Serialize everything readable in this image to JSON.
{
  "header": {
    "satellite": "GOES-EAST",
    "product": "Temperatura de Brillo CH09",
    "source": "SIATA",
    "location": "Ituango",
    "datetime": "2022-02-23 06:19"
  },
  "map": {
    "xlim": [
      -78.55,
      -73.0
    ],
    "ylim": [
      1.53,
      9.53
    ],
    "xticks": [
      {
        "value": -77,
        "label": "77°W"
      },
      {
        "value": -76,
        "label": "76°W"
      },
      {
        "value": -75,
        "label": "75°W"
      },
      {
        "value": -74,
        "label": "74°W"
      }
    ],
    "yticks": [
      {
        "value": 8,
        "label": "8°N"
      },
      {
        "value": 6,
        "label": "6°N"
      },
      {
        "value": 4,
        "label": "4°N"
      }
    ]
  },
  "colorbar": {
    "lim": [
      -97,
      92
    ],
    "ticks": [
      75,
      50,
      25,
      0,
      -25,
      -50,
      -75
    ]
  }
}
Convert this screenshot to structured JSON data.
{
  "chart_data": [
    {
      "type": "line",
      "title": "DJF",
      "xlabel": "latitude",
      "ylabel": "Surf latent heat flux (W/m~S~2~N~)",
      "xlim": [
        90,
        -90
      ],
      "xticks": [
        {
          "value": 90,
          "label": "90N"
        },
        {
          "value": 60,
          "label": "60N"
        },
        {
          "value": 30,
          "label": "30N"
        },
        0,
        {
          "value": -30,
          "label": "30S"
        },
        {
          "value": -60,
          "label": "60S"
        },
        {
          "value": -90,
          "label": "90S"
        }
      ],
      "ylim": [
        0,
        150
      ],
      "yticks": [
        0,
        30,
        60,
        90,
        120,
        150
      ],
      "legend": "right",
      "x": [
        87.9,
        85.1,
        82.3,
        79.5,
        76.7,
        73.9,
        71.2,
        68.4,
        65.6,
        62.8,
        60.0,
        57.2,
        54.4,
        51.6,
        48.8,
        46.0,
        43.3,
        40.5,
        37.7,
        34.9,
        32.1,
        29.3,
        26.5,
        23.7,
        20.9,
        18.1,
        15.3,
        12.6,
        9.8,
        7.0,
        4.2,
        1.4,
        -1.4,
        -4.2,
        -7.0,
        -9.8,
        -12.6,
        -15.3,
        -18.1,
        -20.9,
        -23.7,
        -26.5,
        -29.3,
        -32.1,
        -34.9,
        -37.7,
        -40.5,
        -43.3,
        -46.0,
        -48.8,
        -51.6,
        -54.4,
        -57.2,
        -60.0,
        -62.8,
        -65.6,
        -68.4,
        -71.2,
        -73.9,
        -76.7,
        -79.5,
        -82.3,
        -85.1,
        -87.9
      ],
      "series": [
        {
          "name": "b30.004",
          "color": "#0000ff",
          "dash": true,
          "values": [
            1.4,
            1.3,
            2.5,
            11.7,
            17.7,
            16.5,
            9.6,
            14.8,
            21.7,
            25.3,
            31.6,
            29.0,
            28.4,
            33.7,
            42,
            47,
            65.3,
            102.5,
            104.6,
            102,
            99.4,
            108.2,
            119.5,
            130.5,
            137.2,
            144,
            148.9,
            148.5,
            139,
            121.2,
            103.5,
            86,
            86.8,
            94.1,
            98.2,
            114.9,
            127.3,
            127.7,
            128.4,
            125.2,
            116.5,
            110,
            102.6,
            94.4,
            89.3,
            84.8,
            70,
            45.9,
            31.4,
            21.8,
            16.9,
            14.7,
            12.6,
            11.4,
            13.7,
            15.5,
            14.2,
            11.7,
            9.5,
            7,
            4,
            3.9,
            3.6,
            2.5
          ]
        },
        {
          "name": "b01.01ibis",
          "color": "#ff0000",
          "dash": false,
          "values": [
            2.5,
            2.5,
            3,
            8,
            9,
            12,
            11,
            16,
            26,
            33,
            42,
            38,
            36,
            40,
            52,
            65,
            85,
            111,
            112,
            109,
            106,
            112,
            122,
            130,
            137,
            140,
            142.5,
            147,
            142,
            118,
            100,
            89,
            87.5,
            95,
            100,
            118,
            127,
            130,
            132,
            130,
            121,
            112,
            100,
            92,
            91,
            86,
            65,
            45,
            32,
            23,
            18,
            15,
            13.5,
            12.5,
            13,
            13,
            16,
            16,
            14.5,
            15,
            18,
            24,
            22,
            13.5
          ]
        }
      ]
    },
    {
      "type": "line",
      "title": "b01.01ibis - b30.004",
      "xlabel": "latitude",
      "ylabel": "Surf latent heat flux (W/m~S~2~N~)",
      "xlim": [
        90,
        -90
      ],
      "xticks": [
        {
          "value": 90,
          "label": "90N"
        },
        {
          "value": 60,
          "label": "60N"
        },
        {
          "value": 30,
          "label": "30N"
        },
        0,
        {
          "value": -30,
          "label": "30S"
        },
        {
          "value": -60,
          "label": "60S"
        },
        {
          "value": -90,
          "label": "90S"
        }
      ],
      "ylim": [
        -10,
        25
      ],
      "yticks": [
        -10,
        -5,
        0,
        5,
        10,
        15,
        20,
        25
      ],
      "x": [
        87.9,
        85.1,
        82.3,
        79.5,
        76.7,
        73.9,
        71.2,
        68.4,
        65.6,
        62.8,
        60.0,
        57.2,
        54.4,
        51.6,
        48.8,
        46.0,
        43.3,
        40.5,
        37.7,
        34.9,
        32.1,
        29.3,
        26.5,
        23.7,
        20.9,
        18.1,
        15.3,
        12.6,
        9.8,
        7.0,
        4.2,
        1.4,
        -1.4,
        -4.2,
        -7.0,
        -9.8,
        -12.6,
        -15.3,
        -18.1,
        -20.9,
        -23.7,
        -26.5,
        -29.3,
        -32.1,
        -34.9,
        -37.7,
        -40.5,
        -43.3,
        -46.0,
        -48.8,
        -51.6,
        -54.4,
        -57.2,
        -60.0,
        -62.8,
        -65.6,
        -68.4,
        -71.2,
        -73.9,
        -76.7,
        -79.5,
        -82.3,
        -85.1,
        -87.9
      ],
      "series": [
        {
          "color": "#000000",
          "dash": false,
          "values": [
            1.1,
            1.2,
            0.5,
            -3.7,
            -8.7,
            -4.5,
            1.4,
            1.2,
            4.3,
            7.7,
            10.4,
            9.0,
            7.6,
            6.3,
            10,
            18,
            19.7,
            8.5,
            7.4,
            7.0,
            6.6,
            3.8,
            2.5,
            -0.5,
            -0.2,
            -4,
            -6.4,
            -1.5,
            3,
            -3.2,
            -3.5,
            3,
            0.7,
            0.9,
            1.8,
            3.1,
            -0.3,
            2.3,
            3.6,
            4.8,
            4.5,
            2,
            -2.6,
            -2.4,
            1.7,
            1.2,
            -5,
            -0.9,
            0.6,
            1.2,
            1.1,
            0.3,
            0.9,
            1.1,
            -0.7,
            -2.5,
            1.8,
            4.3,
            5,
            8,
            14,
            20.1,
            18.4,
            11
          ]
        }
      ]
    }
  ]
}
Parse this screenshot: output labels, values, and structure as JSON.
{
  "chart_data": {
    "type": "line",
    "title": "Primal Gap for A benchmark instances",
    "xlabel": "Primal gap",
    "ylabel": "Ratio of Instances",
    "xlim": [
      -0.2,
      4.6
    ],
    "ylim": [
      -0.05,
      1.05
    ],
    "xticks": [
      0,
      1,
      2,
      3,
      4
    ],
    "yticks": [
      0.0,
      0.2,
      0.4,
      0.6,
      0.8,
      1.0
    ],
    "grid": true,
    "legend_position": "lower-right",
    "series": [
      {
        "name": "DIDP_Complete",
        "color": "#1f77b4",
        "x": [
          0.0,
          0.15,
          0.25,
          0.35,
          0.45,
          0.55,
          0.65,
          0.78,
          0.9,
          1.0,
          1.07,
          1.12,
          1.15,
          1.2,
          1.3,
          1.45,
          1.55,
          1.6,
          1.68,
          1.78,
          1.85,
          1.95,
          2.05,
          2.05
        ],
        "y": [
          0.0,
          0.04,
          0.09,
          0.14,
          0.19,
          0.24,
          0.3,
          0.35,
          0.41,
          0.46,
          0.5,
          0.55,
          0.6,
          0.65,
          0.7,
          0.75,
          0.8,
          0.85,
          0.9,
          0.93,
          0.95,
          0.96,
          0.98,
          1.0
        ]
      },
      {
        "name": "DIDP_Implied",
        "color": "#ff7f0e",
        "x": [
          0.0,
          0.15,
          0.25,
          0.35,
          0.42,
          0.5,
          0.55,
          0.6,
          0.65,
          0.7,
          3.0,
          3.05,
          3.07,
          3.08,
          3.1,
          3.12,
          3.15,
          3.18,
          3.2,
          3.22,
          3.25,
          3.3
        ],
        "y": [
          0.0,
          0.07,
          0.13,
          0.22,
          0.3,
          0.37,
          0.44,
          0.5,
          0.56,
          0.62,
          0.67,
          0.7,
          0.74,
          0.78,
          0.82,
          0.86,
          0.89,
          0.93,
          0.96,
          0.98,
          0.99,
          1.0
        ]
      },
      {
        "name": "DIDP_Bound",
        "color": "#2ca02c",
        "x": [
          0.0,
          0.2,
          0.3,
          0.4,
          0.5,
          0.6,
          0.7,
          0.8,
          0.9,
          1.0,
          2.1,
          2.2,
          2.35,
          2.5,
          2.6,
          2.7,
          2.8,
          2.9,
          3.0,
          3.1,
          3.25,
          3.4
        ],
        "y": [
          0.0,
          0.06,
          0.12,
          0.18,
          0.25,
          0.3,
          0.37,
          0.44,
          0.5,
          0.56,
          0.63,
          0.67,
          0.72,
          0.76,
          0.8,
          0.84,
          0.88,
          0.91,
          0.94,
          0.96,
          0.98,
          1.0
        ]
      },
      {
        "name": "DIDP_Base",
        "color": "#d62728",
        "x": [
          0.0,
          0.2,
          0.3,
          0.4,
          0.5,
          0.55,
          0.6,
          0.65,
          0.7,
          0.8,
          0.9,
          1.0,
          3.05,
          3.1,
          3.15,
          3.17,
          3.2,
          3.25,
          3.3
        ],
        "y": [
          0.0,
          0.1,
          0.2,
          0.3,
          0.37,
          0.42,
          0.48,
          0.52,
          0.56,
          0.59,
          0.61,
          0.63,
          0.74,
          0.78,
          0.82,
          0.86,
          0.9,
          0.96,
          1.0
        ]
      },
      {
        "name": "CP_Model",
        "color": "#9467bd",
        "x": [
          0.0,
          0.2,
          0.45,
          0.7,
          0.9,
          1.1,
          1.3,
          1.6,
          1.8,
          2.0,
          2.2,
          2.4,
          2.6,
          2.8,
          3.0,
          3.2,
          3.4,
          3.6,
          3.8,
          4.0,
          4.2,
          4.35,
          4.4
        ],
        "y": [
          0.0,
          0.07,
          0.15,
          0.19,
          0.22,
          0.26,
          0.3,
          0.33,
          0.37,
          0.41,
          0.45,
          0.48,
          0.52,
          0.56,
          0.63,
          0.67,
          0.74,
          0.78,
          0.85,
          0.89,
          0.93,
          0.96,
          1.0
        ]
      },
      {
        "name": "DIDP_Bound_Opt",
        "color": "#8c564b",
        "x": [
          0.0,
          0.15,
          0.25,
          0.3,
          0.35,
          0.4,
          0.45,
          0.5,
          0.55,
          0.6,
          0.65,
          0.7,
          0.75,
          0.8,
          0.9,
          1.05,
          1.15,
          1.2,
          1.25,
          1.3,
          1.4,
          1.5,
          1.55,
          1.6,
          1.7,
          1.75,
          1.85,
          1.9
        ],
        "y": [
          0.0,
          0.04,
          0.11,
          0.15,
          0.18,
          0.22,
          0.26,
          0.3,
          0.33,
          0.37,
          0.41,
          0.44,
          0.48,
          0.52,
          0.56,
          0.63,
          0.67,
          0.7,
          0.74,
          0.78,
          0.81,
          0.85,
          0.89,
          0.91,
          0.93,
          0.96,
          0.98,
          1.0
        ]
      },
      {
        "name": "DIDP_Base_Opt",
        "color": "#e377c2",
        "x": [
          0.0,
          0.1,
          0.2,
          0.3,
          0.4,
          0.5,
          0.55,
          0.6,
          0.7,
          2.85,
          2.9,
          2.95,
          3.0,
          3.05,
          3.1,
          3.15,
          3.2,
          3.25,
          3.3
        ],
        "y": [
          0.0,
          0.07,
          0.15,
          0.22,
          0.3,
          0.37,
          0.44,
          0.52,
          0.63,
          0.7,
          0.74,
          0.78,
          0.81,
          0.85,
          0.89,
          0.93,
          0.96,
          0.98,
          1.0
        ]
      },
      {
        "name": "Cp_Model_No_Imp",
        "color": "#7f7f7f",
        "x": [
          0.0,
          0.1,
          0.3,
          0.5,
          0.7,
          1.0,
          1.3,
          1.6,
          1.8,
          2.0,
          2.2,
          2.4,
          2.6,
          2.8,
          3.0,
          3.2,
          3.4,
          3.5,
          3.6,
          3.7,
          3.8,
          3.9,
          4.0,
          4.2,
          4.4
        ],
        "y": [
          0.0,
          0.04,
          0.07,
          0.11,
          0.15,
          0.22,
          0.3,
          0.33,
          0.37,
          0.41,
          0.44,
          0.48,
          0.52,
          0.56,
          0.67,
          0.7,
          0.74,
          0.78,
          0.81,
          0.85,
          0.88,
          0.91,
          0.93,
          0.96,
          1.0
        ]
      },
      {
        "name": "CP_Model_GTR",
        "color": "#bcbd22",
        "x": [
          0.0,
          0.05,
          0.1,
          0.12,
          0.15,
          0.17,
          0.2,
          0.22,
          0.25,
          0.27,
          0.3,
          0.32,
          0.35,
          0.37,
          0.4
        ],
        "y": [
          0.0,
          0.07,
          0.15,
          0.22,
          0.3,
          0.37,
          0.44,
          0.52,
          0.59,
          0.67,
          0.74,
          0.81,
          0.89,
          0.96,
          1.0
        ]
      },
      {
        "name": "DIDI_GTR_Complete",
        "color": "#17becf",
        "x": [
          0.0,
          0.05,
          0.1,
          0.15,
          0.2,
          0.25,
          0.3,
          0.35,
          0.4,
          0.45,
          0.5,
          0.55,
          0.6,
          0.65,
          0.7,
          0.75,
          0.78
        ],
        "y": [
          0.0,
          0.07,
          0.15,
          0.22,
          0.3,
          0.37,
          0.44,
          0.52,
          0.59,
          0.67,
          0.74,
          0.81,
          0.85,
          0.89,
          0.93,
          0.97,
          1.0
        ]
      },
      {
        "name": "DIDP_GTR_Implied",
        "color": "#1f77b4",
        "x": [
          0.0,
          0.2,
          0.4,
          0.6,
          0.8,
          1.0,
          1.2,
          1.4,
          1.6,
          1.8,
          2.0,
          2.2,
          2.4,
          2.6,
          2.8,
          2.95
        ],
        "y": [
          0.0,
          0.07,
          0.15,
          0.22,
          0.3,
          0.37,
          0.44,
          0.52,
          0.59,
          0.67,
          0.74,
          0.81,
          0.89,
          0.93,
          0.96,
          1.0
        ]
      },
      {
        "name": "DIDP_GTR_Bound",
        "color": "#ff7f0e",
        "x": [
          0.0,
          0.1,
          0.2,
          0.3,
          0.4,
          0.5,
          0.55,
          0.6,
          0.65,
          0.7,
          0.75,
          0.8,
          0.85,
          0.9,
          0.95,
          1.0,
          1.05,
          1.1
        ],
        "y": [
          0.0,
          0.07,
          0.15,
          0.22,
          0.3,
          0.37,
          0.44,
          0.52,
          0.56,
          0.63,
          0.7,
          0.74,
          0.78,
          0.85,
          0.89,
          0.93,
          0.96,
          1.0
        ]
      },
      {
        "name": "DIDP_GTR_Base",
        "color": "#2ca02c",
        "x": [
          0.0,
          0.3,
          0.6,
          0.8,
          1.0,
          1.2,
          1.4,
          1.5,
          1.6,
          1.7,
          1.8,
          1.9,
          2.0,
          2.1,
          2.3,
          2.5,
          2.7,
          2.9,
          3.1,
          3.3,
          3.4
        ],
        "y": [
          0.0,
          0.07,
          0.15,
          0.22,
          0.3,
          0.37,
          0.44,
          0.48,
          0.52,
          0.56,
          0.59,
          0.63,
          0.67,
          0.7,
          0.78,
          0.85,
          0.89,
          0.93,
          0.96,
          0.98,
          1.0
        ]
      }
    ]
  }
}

☆ ☆ ☆ ☆

Gather all the lines that include the word "screenshot" and copy them out.

# Result of this exercise
Convert this screenshot to structured JSON data.
Parse this screenshot: output labels, values, and structure as JSON.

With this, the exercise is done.